#### [EXERCISE]
Quote, without change, all of the lines that follow.

#### [PROVIDED DATA]
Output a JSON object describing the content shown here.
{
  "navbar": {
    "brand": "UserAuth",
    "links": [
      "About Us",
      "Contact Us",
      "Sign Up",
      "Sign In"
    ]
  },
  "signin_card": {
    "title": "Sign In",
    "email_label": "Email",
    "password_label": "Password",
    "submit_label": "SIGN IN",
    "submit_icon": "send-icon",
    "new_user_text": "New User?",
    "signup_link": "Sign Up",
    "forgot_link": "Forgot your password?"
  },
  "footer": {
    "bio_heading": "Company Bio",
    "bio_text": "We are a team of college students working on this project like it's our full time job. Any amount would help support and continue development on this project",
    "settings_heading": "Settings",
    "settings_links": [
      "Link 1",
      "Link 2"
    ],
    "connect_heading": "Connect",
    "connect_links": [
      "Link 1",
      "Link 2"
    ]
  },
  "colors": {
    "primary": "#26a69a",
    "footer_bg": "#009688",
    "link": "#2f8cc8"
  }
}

#### [SOLUTION TO THIS PROBLEM]
Output a JSON object describing the content shown here.
{
  "navbar": {
    "brand": "UserAuth",
    "links": [
      "About Us",
      "Contact Us",
      "Sign Up",
      "Sign In"
    ]
  },
  "signin_card": {
    "title": "Sign In",
    "email_label": "Email",
    "password_label": "Password",
    "submit_label": "SIGN IN",
    "submit_icon": "send-icon",
    "new_user_text": "New User?",
    "signup_link": "Sign Up",
    "forgot_link": "Forgot your password?"
  },
  "footer": {
    "bio_heading": "Company Bio",
    "bio_text": "We are a team of college students working on this project like it's our full time job. Any amount would help support and continue development on this project",
    "settings_heading": "Settings",
    "settings_links": [
      "Link 1",
      "Link 2"
    ],
    "connect_heading": "Connect",
    "connect_links": [
      "Link 1",
      "Link 2"
    ]
  },
  "colors": {
    "primary": "#26a69a",
    "footer_bg": "#009688",
    "link": "#2f8cc8"
  }
}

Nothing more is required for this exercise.